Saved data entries
********

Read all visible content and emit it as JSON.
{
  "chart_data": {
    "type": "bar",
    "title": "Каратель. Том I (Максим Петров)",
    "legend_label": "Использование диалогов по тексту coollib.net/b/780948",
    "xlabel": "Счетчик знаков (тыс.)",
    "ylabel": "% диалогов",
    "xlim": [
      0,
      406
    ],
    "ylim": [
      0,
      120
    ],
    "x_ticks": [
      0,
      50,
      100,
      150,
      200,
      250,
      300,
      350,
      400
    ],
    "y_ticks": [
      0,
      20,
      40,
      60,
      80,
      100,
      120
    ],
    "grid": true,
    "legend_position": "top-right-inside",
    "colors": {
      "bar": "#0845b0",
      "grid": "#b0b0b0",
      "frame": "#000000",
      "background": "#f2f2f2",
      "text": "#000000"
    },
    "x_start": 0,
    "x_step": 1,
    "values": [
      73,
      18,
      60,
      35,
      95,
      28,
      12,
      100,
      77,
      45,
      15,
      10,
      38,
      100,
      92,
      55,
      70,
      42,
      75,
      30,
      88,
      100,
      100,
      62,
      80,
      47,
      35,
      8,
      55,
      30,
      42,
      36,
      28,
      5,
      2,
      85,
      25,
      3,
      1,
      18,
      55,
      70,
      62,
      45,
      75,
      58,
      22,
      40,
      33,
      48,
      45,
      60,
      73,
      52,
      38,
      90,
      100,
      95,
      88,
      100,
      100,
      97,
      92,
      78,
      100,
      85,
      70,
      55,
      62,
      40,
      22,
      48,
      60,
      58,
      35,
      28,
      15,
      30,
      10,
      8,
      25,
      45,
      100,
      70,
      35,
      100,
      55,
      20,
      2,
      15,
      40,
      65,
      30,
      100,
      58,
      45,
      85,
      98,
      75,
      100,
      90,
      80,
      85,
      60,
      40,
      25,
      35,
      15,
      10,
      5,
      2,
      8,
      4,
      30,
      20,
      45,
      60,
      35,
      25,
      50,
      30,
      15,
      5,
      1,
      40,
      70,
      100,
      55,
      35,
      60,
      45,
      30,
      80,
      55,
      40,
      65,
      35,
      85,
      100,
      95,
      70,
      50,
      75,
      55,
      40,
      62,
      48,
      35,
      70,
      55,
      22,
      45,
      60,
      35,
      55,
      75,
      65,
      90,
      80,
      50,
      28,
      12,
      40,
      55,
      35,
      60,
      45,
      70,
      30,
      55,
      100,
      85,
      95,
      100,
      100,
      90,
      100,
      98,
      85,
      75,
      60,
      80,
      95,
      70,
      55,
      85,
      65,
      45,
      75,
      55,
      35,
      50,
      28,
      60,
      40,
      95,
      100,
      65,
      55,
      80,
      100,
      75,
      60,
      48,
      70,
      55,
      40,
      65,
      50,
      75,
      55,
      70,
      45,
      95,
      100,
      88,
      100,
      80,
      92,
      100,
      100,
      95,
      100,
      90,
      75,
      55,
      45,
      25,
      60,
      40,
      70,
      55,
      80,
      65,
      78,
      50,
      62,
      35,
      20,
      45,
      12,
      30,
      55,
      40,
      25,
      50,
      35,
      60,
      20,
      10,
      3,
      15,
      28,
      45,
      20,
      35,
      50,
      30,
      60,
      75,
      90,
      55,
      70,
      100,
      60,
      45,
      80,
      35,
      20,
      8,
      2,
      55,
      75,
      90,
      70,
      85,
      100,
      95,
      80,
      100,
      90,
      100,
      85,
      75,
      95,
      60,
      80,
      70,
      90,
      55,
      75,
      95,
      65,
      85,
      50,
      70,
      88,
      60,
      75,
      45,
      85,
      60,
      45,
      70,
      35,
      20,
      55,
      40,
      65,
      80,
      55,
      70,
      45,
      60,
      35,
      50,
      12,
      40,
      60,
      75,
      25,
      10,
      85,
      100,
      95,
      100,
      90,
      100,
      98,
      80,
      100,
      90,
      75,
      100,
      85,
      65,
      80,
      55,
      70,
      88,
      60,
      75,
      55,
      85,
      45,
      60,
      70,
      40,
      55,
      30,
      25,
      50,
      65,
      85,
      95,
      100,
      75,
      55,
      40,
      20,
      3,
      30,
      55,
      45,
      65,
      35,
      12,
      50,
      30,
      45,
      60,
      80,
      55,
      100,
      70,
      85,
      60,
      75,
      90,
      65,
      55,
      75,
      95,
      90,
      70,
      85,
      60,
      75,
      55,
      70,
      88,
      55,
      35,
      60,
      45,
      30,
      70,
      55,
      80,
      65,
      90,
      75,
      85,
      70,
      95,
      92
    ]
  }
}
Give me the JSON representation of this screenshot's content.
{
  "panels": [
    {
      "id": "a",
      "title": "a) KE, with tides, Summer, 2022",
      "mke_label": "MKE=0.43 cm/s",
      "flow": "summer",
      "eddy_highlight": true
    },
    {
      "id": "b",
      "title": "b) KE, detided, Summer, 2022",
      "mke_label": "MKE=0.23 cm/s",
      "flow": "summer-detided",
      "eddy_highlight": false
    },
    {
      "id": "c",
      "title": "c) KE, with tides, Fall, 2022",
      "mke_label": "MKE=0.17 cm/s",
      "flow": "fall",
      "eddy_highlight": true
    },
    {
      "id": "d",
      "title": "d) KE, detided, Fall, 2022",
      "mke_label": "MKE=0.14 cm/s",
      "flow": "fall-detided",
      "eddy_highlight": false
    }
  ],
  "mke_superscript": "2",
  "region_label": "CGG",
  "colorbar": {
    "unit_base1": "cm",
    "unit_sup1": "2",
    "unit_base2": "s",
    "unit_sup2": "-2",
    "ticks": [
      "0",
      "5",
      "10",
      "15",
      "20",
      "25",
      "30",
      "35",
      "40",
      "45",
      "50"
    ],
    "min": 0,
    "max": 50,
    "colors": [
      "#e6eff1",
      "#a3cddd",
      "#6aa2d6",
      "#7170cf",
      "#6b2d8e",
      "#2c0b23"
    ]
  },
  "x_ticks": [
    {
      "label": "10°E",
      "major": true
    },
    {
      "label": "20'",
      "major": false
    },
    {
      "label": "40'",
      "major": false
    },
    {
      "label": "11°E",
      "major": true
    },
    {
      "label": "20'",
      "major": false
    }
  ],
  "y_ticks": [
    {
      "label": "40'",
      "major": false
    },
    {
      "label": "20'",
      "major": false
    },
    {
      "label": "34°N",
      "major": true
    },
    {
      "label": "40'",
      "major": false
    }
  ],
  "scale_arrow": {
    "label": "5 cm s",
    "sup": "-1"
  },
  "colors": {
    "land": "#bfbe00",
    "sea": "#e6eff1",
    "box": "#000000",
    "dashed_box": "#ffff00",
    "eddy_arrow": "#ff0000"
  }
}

********

Pull every line containing the word "диалогов" out of the material.

    "legend_label": "Использование диалогов по тексту coollib.net/b/780948",
    "ylabel": "% диалогов",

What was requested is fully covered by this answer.